(Figure content listings)
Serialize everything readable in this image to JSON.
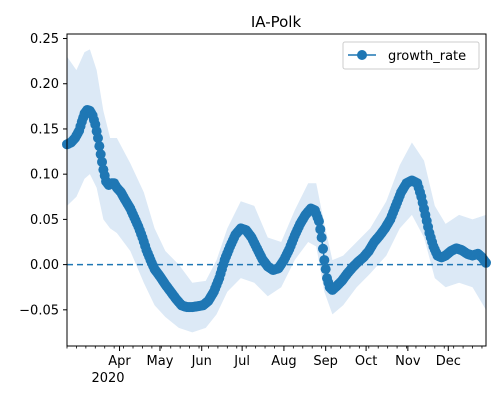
{
  "chart_data": {
    "type": "line",
    "title": "IA-Polk",
    "xlabel": "",
    "ylabel": "",
    "year_label": "2020",
    "x_range_days": [
      53,
      364
    ],
    "ylim": [
      -0.09,
      0.255
    ],
    "y_ticks": [
      -0.05,
      0.0,
      0.05,
      0.1,
      0.15,
      0.2,
      0.25
    ],
    "y_tick_labels": [
      "−0.05",
      "0.00",
      "0.05",
      "0.10",
      "0.15",
      "0.20",
      "0.25"
    ],
    "x_ticks": [
      {
        "day": 92,
        "label": "Apr"
      },
      {
        "day": 122,
        "label": "May"
      },
      {
        "day": 153,
        "label": "Jun"
      },
      {
        "day": 183,
        "label": "Jul"
      },
      {
        "day": 214,
        "label": "Aug"
      },
      {
        "day": 245,
        "label": "Sep"
      },
      {
        "day": 275,
        "label": "Oct"
      },
      {
        "day": 306,
        "label": "Nov"
      },
      {
        "day": 336,
        "label": "Dec"
      }
    ],
    "minor_tick_step_days": 7,
    "legend": {
      "position": "upper-right",
      "entries": [
        "growth_rate"
      ]
    },
    "reference_line": {
      "y": 0.0,
      "style": "dashed"
    },
    "colors": {
      "line": "#1f77b4",
      "band": "#dce9f6"
    },
    "series": [
      {
        "name": "growth_rate",
        "points": [
          [
            53,
            0.133
          ],
          [
            56,
            0.135
          ],
          [
            59,
            0.14
          ],
          [
            62,
            0.148
          ],
          [
            64,
            0.158
          ],
          [
            66,
            0.167
          ],
          [
            68,
            0.171
          ],
          [
            70,
            0.17
          ],
          [
            72,
            0.165
          ],
          [
            74,
            0.155
          ],
          [
            76,
            0.14
          ],
          [
            78,
            0.122
          ],
          [
            80,
            0.105
          ],
          [
            82,
            0.092
          ],
          [
            84,
            0.088
          ],
          [
            86,
            0.09
          ],
          [
            88,
            0.09
          ],
          [
            90,
            0.085
          ],
          [
            93,
            0.08
          ],
          [
            96,
            0.072
          ],
          [
            100,
            0.062
          ],
          [
            103,
            0.052
          ],
          [
            106,
            0.042
          ],
          [
            109,
            0.03
          ],
          [
            112,
            0.016
          ],
          [
            115,
            0.005
          ],
          [
            118,
            -0.005
          ],
          [
            122,
            -0.013
          ],
          [
            126,
            -0.022
          ],
          [
            130,
            -0.03
          ],
          [
            134,
            -0.038
          ],
          [
            138,
            -0.045
          ],
          [
            142,
            -0.047
          ],
          [
            146,
            -0.047
          ],
          [
            150,
            -0.046
          ],
          [
            154,
            -0.045
          ],
          [
            158,
            -0.04
          ],
          [
            162,
            -0.03
          ],
          [
            166,
            -0.015
          ],
          [
            170,
            0.005
          ],
          [
            174,
            0.02
          ],
          [
            178,
            0.033
          ],
          [
            182,
            0.04
          ],
          [
            186,
            0.038
          ],
          [
            190,
            0.03
          ],
          [
            194,
            0.018
          ],
          [
            198,
            0.006
          ],
          [
            202,
            -0.002
          ],
          [
            206,
            -0.006
          ],
          [
            210,
            -0.004
          ],
          [
            214,
            0.005
          ],
          [
            218,
            0.017
          ],
          [
            222,
            0.032
          ],
          [
            226,
            0.045
          ],
          [
            230,
            0.055
          ],
          [
            234,
            0.062
          ],
          [
            237,
            0.06
          ],
          [
            240,
            0.048
          ],
          [
            242,
            0.03
          ],
          [
            244,
            0.005
          ],
          [
            246,
            -0.015
          ],
          [
            248,
            -0.025
          ],
          [
            250,
            -0.028
          ],
          [
            253,
            -0.024
          ],
          [
            257,
            -0.018
          ],
          [
            261,
            -0.01
          ],
          [
            265,
            -0.003
          ],
          [
            269,
            0.003
          ],
          [
            273,
            0.008
          ],
          [
            277,
            0.015
          ],
          [
            281,
            0.025
          ],
          [
            285,
            0.032
          ],
          [
            289,
            0.04
          ],
          [
            293,
            0.05
          ],
          [
            297,
            0.065
          ],
          [
            301,
            0.08
          ],
          [
            305,
            0.09
          ],
          [
            309,
            0.093
          ],
          [
            313,
            0.09
          ],
          [
            316,
            0.075
          ],
          [
            319,
            0.055
          ],
          [
            322,
            0.035
          ],
          [
            325,
            0.02
          ],
          [
            328,
            0.01
          ],
          [
            331,
            0.008
          ],
          [
            334,
            0.01
          ],
          [
            338,
            0.015
          ],
          [
            342,
            0.018
          ],
          [
            346,
            0.016
          ],
          [
            350,
            0.012
          ],
          [
            354,
            0.01
          ],
          [
            358,
            0.012
          ],
          [
            361,
            0.008
          ],
          [
            364,
            0.002
          ]
        ],
        "band_lower": [
          [
            53,
            0.065
          ],
          [
            60,
            0.075
          ],
          [
            66,
            0.095
          ],
          [
            70,
            0.1
          ],
          [
            75,
            0.085
          ],
          [
            80,
            0.05
          ],
          [
            85,
            0.04
          ],
          [
            90,
            0.035
          ],
          [
            100,
            0.015
          ],
          [
            110,
            -0.02
          ],
          [
            118,
            -0.045
          ],
          [
            126,
            -0.058
          ],
          [
            136,
            -0.07
          ],
          [
            146,
            -0.075
          ],
          [
            156,
            -0.07
          ],
          [
            164,
            -0.055
          ],
          [
            172,
            -0.03
          ],
          [
            182,
            -0.015
          ],
          [
            192,
            -0.02
          ],
          [
            202,
            -0.035
          ],
          [
            212,
            -0.025
          ],
          [
            222,
            0.005
          ],
          [
            232,
            0.025
          ],
          [
            238,
            0.02
          ],
          [
            244,
            -0.03
          ],
          [
            250,
            -0.055
          ],
          [
            258,
            -0.045
          ],
          [
            268,
            -0.025
          ],
          [
            278,
            -0.01
          ],
          [
            290,
            0.01
          ],
          [
            300,
            0.04
          ],
          [
            309,
            0.055
          ],
          [
            318,
            0.03
          ],
          [
            326,
            -0.015
          ],
          [
            334,
            -0.025
          ],
          [
            344,
            -0.02
          ],
          [
            354,
            -0.025
          ],
          [
            364,
            -0.05
          ]
        ],
        "band_upper": [
          [
            53,
            0.23
          ],
          [
            60,
            0.215
          ],
          [
            66,
            0.235
          ],
          [
            70,
            0.238
          ],
          [
            75,
            0.215
          ],
          [
            80,
            0.17
          ],
          [
            85,
            0.14
          ],
          [
            90,
            0.14
          ],
          [
            100,
            0.112
          ],
          [
            110,
            0.08
          ],
          [
            118,
            0.04
          ],
          [
            126,
            0.015
          ],
          [
            136,
            0.0
          ],
          [
            146,
            -0.02
          ],
          [
            156,
            -0.018
          ],
          [
            164,
            0.005
          ],
          [
            172,
            0.04
          ],
          [
            182,
            0.07
          ],
          [
            192,
            0.065
          ],
          [
            202,
            0.03
          ],
          [
            212,
            0.025
          ],
          [
            222,
            0.06
          ],
          [
            232,
            0.09
          ],
          [
            238,
            0.09
          ],
          [
            244,
            0.045
          ],
          [
            250,
            0.005
          ],
          [
            258,
            0.01
          ],
          [
            268,
            0.025
          ],
          [
            278,
            0.04
          ],
          [
            290,
            0.07
          ],
          [
            300,
            0.11
          ],
          [
            309,
            0.135
          ],
          [
            318,
            0.115
          ],
          [
            326,
            0.065
          ],
          [
            334,
            0.045
          ],
          [
            344,
            0.055
          ],
          [
            354,
            0.05
          ],
          [
            364,
            0.055
          ]
        ]
      }
    ]
  }
}
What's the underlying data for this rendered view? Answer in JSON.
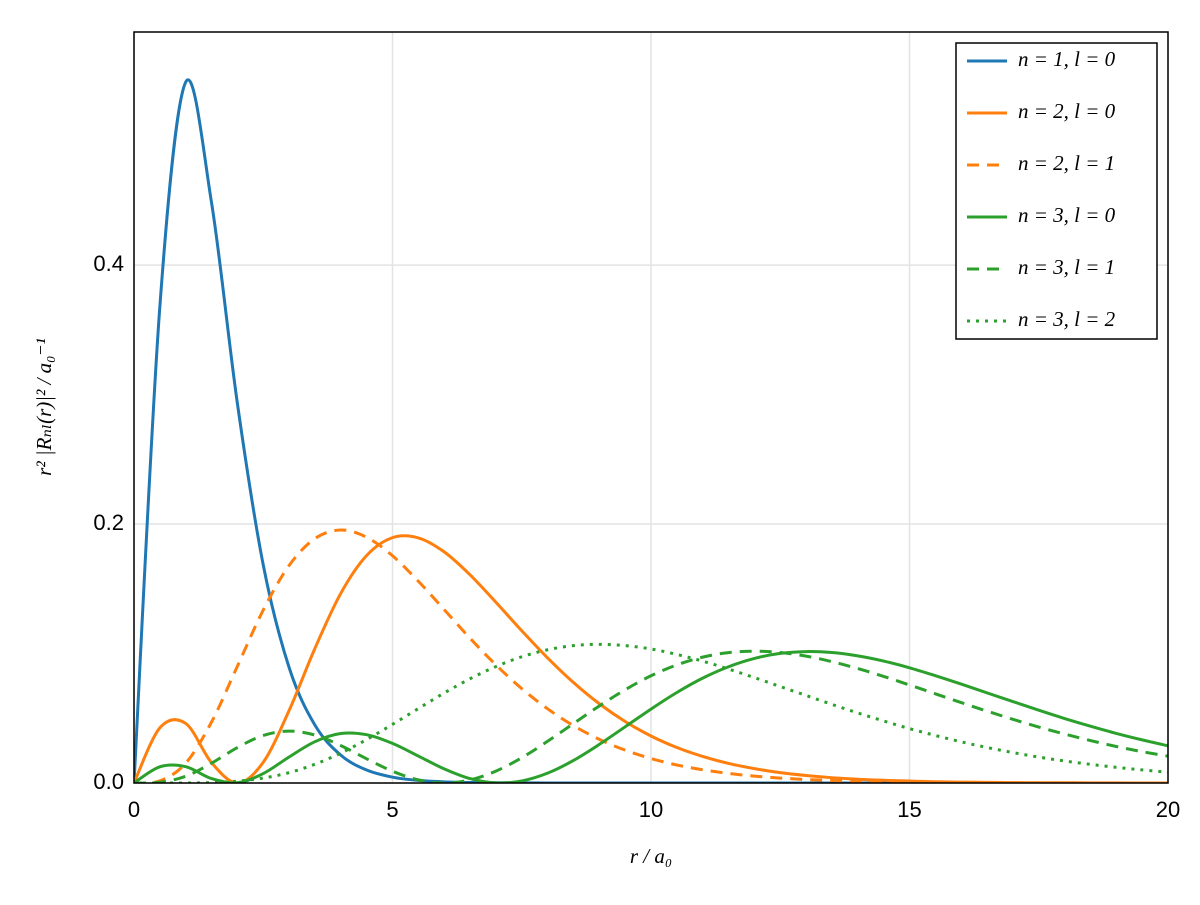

Exercise goal: Give back every line exactly as it stands, pictures excluded.

Answer to this problem:
Serialize everything readable in this image to JSON.
{
  "chart_data": {
    "type": "line",
    "title": "IA-Polk",
    "xlabel": "",
    "ylabel": "",
    "year_label": "2020",
    "x_range_days": [
      53,
      364
    ],
    "ylim": [
      -0.09,
      0.255
    ],
    "y_ticks": [
      -0.05,
      0.0,
      0.05,
      0.1,
      0.15,
      0.2,
      0.25
    ],
    "y_tick_labels": [
      "−0.05",
      "0.00",
      "0.05",
      "0.10",
      "0.15",
      "0.20",
      "0.25"
    ],
    "x_ticks": [
      {
        "day": 92,
        "label": "Apr"
      },
      {
        "day": 122,
        "label": "May"
      },
      {
        "day": 153,
        "label": "Jun"
      },
      {
        "day": 183,
        "label": "Jul"
      },
      {
        "day": 214,
        "label": "Aug"
      },
      {
        "day": 245,
        "label": "Sep"
      },
      {
        "day": 275,
        "label": "Oct"
      },
      {
        "day": 306,
        "label": "Nov"
      },
      {
        "day": 336,
        "label": "Dec"
      }
    ],
    "minor_tick_step_days": 7,
    "legend": {
      "position": "upper-right",
      "entries": [
        "growth_rate"
      ]
    },
    "reference_line": {
      "y": 0.0,
      "style": "dashed"
    },
    "colors": {
      "line": "#1f77b4",
      "band": "#dce9f6"
    },
    "series": [
      {
        "name": "growth_rate",
        "points": [
          [
            53,
            0.133
          ],
          [
            56,
            0.135
          ],
          [
            59,
            0.14
          ],
          [
            62,
            0.148
          ],
          [
            64,
            0.158
          ],
          [
            66,
            0.167
          ],
          [
            68,
            0.171
          ],
          [
            70,
            0.17
          ],
          [
            72,
            0.165
          ],
          [
            74,
            0.155
          ],
          [
            76,
            0.14
          ],
          [
            78,
            0.122
          ],
          [
            80,
            0.105
          ],
          [
            82,
            0.092
          ],
          [
            84,
            0.088
          ],
          [
            86,
            0.09
          ],
          [
            88,
            0.09
          ],
          [
            90,
            0.085
          ],
          [
            93,
            0.08
          ],
          [
            96,
            0.072
          ],
          [
            100,
            0.062
          ],
          [
            103,
            0.052
          ],
          [
            106,
            0.042
          ],
          [
            109,
            0.03
          ],
          [
            112,
            0.016
          ],
          [
            115,
            0.005
          ],
          [
            118,
            -0.005
          ],
          [
            122,
            -0.013
          ],
          [
            126,
            -0.022
          ],
          [
            130,
            -0.03
          ],
          [
            134,
            -0.038
          ],
          [
            138,
            -0.045
          ],
          [
            142,
            -0.047
          ],
          [
            146,
            -0.047
          ],
          [
            150,
            -0.046
          ],
          [
            154,
            -0.045
          ],
          [
            158,
            -0.04
          ],
          [
            162,
            -0.03
          ],
          [
            166,
            -0.015
          ],
          [
            170,
            0.005
          ],
          [
            174,
            0.02
          ],
          [
            178,
            0.033
          ],
          [
            182,
            0.04
          ],
          [
            186,
            0.038
          ],
          [
            190,
            0.03
          ],
          [
            194,
            0.018
          ],
          [
            198,
            0.006
          ],
          [
            202,
            -0.002
          ],
          [
            206,
            -0.006
          ],
          [
            210,
            -0.004
          ],
          [
            214,
            0.005
          ],
          [
            218,
            0.017
          ],
          [
            222,
            0.032
          ],
          [
            226,
            0.045
          ],
          [
            230,
            0.055
          ],
          [
            234,
            0.062
          ],
          [
            237,
            0.06
          ],
          [
            240,
            0.048
          ],
          [
            242,
            0.03
          ],
          [
            244,
            0.005
          ],
          [
            246,
            -0.015
          ],
          [
            248,
            -0.025
          ],
          [
            250,
            -0.028
          ],
          [
            253,
            -0.024
          ],
          [
            257,
            -0.018
          ],
          [
            261,
            -0.01
          ],
          [
            265,
            -0.003
          ],
          [
            269,
            0.003
          ],
          [
            273,
            0.008
          ],
          [
            277,
            0.015
          ],
          [
            281,
            0.025
          ],
          [
            285,
            0.032
          ],
          [
            289,
            0.04
          ],
          [
            293,
            0.05
          ],
          [
            297,
            0.065
          ],
          [
            301,
            0.08
          ],
          [
            305,
            0.09
          ],
          [
            309,
            0.093
          ],
          [
            313,
            0.09
          ],
          [
            316,
            0.075
          ],
          [
            319,
            0.055
          ],
          [
            322,
            0.035
          ],
          [
            325,
            0.02
          ],
          [
            328,
            0.01
          ],
          [
            331,
            0.008
          ],
          [
            334,
            0.01
          ],
          [
            338,
            0.015
          ],
          [
            342,
            0.018
          ],
          [
            346,
            0.016
          ],
          [
            350,
            0.012
          ],
          [
            354,
            0.01
          ],
          [
            358,
            0.012
          ],
          [
            361,
            0.008
          ],
          [
            364,
            0.002
          ]
        ],
        "band_lower": [
          [
            53,
            0.065
          ],
          [
            60,
            0.075
          ],
          [
            66,
            0.095
          ],
          [
            70,
            0.1
          ],
          [
            75,
            0.085
          ],
          [
            80,
            0.05
          ],
          [
            85,
            0.04
          ],
          [
            90,
            0.035
          ],
          [
            100,
            0.015
          ],
          [
            110,
            -0.02
          ],
          [
            118,
            -0.045
          ],
          [
            126,
            -0.058
          ],
          [
            136,
            -0.07
          ],
          [
            146,
            -0.075
          ],
          [
            156,
            -0.07
          ],
          [
            164,
            -0.055
          ],
          [
            172,
            -0.03
          ],
          [
            182,
            -0.015
          ],
          [
            192,
            -0.02
          ],
          [
            202,
            -0.035
          ],
          [
            212,
            -0.025
          ],
          [
            222,
            0.005
          ],
          [
            232,
            0.025
          ],
          [
            238,
            0.02
          ],
          [
            244,
            -0.03
          ],
          [
            250,
            -0.055
          ],
          [
            258,
            -0.045
          ],
          [
            268,
            -0.025
          ],
          [
            278,
            -0.01
          ],
          [
            290,
            0.01
          ],
          [
            300,
            0.04
          ],
          [
            309,
            0.055
          ],
          [
            318,
            0.03
          ],
          [
            326,
            -0.015
          ],
          [
            334,
            -0.025
          ],
          [
            344,
            -0.02
          ],
          [
            354,
            -0.025
          ],
          [
            364,
            -0.05
          ]
        ],
        "band_upper": [
          [
            53,
            0.23
          ],
          [
            60,
            0.215
          ],
          [
            66,
            0.235
          ],
          [
            70,
            0.238
          ],
          [
            75,
            0.215
          ],
          [
            80,
            0.17
          ],
          [
            85,
            0.14
          ],
          [
            90,
            0.14
          ],
          [
            100,
            0.112
          ],
          [
            110,
            0.08
          ],
          [
            118,
            0.04
          ],
          [
            126,
            0.015
          ],
          [
            136,
            0.0
          ],
          [
            146,
            -0.02
          ],
          [
            156,
            -0.018
          ],
          [
            164,
            0.005
          ],
          [
            172,
            0.04
          ],
          [
            182,
            0.07
          ],
          [
            192,
            0.065
          ],
          [
            202,
            0.03
          ],
          [
            212,
            0.025
          ],
          [
            222,
            0.06
          ],
          [
            232,
            0.09
          ],
          [
            238,
            0.09
          ],
          [
            244,
            0.045
          ],
          [
            250,
            0.005
          ],
          [
            258,
            0.01
          ],
          [
            268,
            0.025
          ],
          [
            278,
            0.04
          ],
          [
            290,
            0.07
          ],
          [
            300,
            0.11
          ],
          [
            309,
            0.135
          ],
          [
            318,
            0.115
          ],
          [
            326,
            0.065
          ],
          [
            334,
            0.045
          ],
          [
            344,
            0.055
          ],
          [
            354,
            0.05
          ],
          [
            364,
            0.055
          ]
        ]
      }
    ]
  }
}
What's the underlying data for this rendered view? Answer in JSON.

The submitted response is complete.